GIVEN PROBLEM:
The records that follow must be repeated verbatim, every one of them.

─── TASK MATERIAL ───

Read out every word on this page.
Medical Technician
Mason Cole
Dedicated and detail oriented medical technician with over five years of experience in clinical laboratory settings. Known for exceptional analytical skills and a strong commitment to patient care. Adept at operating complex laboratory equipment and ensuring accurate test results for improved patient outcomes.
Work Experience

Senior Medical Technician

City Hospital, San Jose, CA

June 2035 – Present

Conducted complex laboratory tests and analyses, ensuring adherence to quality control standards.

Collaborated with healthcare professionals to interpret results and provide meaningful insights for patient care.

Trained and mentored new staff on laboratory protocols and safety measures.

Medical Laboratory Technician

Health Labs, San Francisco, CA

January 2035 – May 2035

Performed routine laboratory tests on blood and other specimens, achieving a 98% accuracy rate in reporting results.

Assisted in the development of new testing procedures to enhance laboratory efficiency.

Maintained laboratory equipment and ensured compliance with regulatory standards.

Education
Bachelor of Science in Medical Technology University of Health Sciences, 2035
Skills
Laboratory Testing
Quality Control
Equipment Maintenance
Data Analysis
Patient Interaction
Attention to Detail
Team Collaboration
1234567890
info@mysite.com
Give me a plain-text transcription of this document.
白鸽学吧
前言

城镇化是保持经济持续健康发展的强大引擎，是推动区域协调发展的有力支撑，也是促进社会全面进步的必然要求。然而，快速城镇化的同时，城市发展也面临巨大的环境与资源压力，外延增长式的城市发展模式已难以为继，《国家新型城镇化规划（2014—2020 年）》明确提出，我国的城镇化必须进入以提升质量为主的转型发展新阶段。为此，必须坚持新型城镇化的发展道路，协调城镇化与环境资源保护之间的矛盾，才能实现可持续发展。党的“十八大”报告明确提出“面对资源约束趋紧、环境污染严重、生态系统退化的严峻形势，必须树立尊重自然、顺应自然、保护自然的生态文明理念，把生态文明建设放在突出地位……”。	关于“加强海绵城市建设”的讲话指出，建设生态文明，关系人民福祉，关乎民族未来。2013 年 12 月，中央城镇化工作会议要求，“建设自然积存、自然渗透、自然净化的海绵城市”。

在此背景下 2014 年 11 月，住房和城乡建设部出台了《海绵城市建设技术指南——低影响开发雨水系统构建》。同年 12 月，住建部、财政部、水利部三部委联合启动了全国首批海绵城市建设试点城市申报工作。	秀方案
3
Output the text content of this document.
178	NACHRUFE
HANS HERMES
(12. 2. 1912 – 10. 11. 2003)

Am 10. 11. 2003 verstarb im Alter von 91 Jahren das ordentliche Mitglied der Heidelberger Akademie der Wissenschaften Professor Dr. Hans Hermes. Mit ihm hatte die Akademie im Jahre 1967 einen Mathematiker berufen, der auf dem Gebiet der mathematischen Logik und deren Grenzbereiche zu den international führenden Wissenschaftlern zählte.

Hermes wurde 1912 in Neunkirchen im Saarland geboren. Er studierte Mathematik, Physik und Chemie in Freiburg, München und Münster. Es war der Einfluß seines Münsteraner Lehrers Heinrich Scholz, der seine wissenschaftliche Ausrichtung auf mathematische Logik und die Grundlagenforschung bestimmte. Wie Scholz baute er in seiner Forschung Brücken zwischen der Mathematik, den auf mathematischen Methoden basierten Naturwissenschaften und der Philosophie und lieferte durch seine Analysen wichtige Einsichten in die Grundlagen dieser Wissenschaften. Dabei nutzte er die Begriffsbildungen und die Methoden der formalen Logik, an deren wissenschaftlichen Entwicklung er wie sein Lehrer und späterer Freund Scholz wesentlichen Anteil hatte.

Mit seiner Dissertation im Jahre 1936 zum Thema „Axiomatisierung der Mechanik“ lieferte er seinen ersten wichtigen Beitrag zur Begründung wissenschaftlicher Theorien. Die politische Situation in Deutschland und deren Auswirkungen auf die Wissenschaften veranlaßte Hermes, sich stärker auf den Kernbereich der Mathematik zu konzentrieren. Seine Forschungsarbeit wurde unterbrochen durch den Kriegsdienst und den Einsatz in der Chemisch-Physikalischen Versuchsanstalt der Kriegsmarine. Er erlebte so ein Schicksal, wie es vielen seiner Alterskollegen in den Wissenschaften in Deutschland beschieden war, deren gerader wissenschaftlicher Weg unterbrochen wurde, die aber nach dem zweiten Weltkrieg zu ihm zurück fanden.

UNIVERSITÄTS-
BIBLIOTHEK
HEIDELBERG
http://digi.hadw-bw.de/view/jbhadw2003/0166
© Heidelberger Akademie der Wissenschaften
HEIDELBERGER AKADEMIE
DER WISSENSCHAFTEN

───

THE COMPLETED TASK:
Read out every word on this page.
Medical Technician
Mason Cole
Dedicated and detail oriented medical technician with over five years of experience in clinical laboratory settings. Known for exceptional analytical skills and a strong commitment to patient care. Adept at operating complex laboratory equipment and ensuring accurate test results for improved patient outcomes.
Work Experience

Senior Medical Technician

City Hospital, San Jose, CA

June 2035 – Present

Conducted complex laboratory tests and analyses, ensuring adherence to quality control standards.

Collaborated with healthcare professionals to interpret results and provide meaningful insights for patient care.

Trained and mentored new staff on laboratory protocols and safety measures.

Medical Laboratory Technician

Health Labs, San Francisco, CA

January 2035 – May 2035

Performed routine laboratory tests on blood and other specimens, achieving a 98% accuracy rate in reporting results.

Assisted in the development of new testing procedures to enhance laboratory efficiency.

Maintained laboratory equipment and ensured compliance with regulatory standards.

Education
Bachelor of Science in Medical Technology University of Health Sciences, 2035
Skills
Laboratory Testing
Quality Control
Equipment Maintenance
Data Analysis
Patient Interaction
Attention to Detail
Team Collaboration
1234567890
info@mysite.com
Give me a plain-text transcription of this document.
白鸽学吧
前言

城镇化是保持经济持续健康发展的强大引擎，是推动区域协调发展的有力支撑，也是促进社会全面进步的必然要求。然而，快速城镇化的同时，城市发展也面临巨大的环境与资源压力，外延增长式的城市发展模式已难以为继，《国家新型城镇化规划（2014—2020 年）》明确提出，我国的城镇化必须进入以提升质量为主的转型发展新阶段。为此，必须坚持新型城镇化的发展道路，协调城镇化与环境资源保护之间的矛盾，才能实现可持续发展。党的“十八大”报告明确提出“面对资源约束趋紧、环境污染严重、生态系统退化的严峻形势，必须树立尊重自然、顺应自然、保护自然的生态文明理念，把生态文明建设放在突出地位……”。	关于“加强海绵城市建设”的讲话指出，建设生态文明，关系人民福祉，关乎民族未来。2013 年 12 月，中央城镇化工作会议要求，“建设自然积存、自然渗透、自然净化的海绵城市”。

在此背景下 2014 年 11 月，住房和城乡建设部出台了《海绵城市建设技术指南——低影响开发雨水系统构建》。同年 12 月，住建部、财政部、水利部三部委联合启动了全国首批海绵城市建设试点城市申报工作。	秀方案
3
Output the text content of this document.
178	NACHRUFE
HANS HERMES
(12. 2. 1912 – 10. 11. 2003)

Am 10. 11. 2003 verstarb im Alter von 91 Jahren das ordentliche Mitglied der Heidelberger Akademie der Wissenschaften Professor Dr. Hans Hermes. Mit ihm hatte die Akademie im Jahre 1967 einen Mathematiker berufen, der auf dem Gebiet der mathematischen Logik und deren Grenzbereiche zu den international führenden Wissenschaftlern zählte.

Hermes wurde 1912 in Neunkirchen im Saarland geboren. Er studierte Mathematik, Physik und Chemie in Freiburg, München und Münster. Es war der Einfluß seines Münsteraner Lehrers Heinrich Scholz, der seine wissenschaftliche Ausrichtung auf mathematische Logik und die Grundlagenforschung bestimmte. Wie Scholz baute er in seiner Forschung Brücken zwischen der Mathematik, den auf mathematischen Methoden basierten Naturwissenschaften und der Philosophie und lieferte durch seine Analysen wichtige Einsichten in die Grundlagen dieser Wissenschaften. Dabei nutzte er die Begriffsbildungen und die Methoden der formalen Logik, an deren wissenschaftlichen Entwicklung er wie sein Lehrer und späterer Freund Scholz wesentlichen Anteil hatte.

Mit seiner Dissertation im Jahre 1936 zum Thema „Axiomatisierung der Mechanik“ lieferte er seinen ersten wichtigen Beitrag zur Begründung wissenschaftlicher Theorien. Die politische Situation in Deutschland und deren Auswirkungen auf die Wissenschaften veranlaßte Hermes, sich stärker auf den Kernbereich der Mathematik zu konzentrieren. Seine Forschungsarbeit wurde unterbrochen durch den Kriegsdienst und den Einsatz in der Chemisch-Physikalischen Versuchsanstalt der Kriegsmarine. Er erlebte so ein Schicksal, wie es vielen seiner Alterskollegen in den Wissenschaften in Deutschland beschieden war, deren gerader wissenschaftlicher Weg unterbrochen wurde, die aber nach dem zweiten Weltkrieg zu ihm zurück fanden.

UNIVERSITÄTS-
BIBLIOTHEK
HEIDELBERG
http://digi.hadw-bw.de/view/jbhadw2003/0166
© Heidelberger Akademie der Wissenschaften
HEIDELBERGER AKADEMIE
DER WISSENSCHAFTEN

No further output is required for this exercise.